------ Extract provided
Translation of propagate in Spanish:


propagar, v.

Pronunciation /ˈprɒpəɡeɪt//ˈprɑpəˌɡeɪt/

transitive verb

  • 1

    (race/species) propagar
    (disease) propagar
    • As much as possible, mutants were vegetatively propagated to prevent loss of each genotype.
    • There are over 30,000 different orchid species and well over 100,000 hybrid strains have been artificially propagated.
    • Plants were propagated clonally and all material used was of the same genetic background.
    • The marigold is a lovely annual that can be propagated easily.
    • You can propagate evergreen shrubs by ground-layering.
    • These were monitoring variables like humidity and temperature, information that is invaluable to the horticulturalists attempting to propagate the trees.
    • Rather than buying more plants, Eva Smith of Oklahoma propagates her own by layering.
    • In order to obtain replicated phenotypic data, plants were vegetatively propagated through cuttings.
    • Clearly the method will not work if the stand of plants is clonally propagated because the equations will not solve.
    • One of the easiest ways to propagate shrubs is by layering - bending down a branch so it roots directly in the soil.
    • Gay shopped plant sales, propagated her own stock and taught her daughter how to take cuttings.
    • Species are propagated by seed collected fresh and sown immediately in trays placed in a cold frame.
    • Daylilies are very easily propagated by the division of old clumps.
    • Thirty-two cuttings per clone were propagated and the stock plants were discarded.
    • You can propagate by division, from proliferations or pips, or from seed.
    • As with black Sampson coneflower, propagation by root division is rarely successful, so propagate this species by seed after moist stratification.
    • Cultivated varieties are propagated clonally and very often a single genotype is planted in orchards.
------------
What this exercise asks:
a – Transcribe the part of the dictionary entry for "propagate" between "(race/species) propagar" and "same genetic background.", inclusive.
b – In the dictionary entry for "propagate", list every word that appears inside parentheses.
c – Take the dictionary entry for "propagate" further, starting after its final example sentence.
------ Given records
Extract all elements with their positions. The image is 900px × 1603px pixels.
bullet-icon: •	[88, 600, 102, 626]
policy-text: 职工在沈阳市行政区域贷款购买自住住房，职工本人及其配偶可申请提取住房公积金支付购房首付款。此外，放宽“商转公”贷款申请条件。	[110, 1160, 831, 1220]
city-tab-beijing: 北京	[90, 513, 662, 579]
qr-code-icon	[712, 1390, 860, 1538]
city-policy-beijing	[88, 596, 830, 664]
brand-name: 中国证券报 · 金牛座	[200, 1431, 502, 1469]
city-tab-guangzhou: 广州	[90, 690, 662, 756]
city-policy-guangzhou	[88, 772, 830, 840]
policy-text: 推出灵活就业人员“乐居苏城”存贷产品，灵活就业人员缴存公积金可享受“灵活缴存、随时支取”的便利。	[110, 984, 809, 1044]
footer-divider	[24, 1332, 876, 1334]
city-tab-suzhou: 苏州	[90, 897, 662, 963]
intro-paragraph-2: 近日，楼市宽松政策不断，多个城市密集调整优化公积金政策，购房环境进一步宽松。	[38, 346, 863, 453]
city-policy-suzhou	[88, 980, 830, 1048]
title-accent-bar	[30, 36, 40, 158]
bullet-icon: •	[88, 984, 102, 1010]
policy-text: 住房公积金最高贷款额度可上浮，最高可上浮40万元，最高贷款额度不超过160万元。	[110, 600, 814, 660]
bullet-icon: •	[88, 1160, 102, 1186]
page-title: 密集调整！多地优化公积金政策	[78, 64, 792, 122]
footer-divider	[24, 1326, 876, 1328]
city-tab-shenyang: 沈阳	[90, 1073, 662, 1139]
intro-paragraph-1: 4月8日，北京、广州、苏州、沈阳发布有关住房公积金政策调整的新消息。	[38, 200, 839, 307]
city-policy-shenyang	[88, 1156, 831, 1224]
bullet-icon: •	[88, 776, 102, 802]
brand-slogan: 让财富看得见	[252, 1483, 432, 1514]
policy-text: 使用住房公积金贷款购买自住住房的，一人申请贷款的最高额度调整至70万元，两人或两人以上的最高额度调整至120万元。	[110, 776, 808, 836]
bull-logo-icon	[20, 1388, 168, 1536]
------------
Responses:
a –
(race/species) propagar
    (disease) propagar
    • As much as possible, mutants were vegetatively propagated to prevent loss of each genotype.
    • There are over 30,000 different orchid species and well over 100,000 hybrid strains have been artificially propagated.
    • Plants were propagated clonally and all material used was of the same genetic background.

b –
race
species
disease

c –
    • Yeast and bacterial strains were propagated using standard methods.
    • Cultivars must be vegetatively propagated using plant tissue culture and this is a time-consuming and costly process requiring large tracts of experimental fields.
    • While blueberries are propagated commercially by tissue culture, they can be propagated by hardwood or softwood cuttings.
  • 2

    (plants) propagar

    crear nuevas plantas mediante injertos, esquejes etc

  • 3

    (belief/idea/rumor) propagar
    (belief/idea/rumor) difundir
    • By the simple expedient of asking a public official about a rumor and recording the fact that he didn't comment, the AP and countless newspapers have propagated the report.
    • In October, the Trust is working to increase awareness on breast cancer and propagating suitable methods of prevention and detection of the disease.
    • The pro-project group propagated the idea that the mining of bauxite was the only means for the area to cross the boundaries of backwardness.
    • We live in a time when the opposite is being propagated by media and consumerist culture.
    • Many textbooks continue to propagate the myth that symptoms can accurately identify peptic ulcer disease.
    • This is the best material I've seen, so why not let us in the blogosphere propagate it?
    • The issue is further clouded by the plausible special pleading that the development industry has successfully propagated.
    • The bill did not propagate a radical new idea, he said, but one that had existed in various forms for more than a century.
    • I am an educator; I like to think that my ideas are propagated through education, but I don't want to force my work on people.
    • Let's propagate the idea that citizenship is a responsibility rather than a right.
    • By failing to do this, we are propagating a silent lie.
    • I dislike theories that propagate the idea of one pole vs. another and indeed the idea that we, as a race, have somewhere to go.
    • He is strongly against such power when used thoughtlessly to propagate traditional ideas, which can be harmful.
    • The Republicans have successfully propagated the idea that his (admittedly unstable) temperament is the issue.
    • Personally, I have no interest in any academic school that propagates the idea that gender is a social construct.
    • Conventional art history narratives tend to propagate the idea that important art happens elsewhere, either outside Canada or in limited regions within the country.
    • Locally, in earlier years, he was probably regarded as an eccentric as he propagated ideas which even the average Yorkshire brain had difficulty in assimilating.
    • That view, however widely it may be propagated, is so warped that it can only raise suspicions about the agenda of those who peddle it.
    • The Internet is a great way to raise money, and you can propagate a message on the Internet, but you can't sell a candidate on the Internet because politics is still intensely personal.
    • We know the lies propagated by the media, law enforcement and even our own government.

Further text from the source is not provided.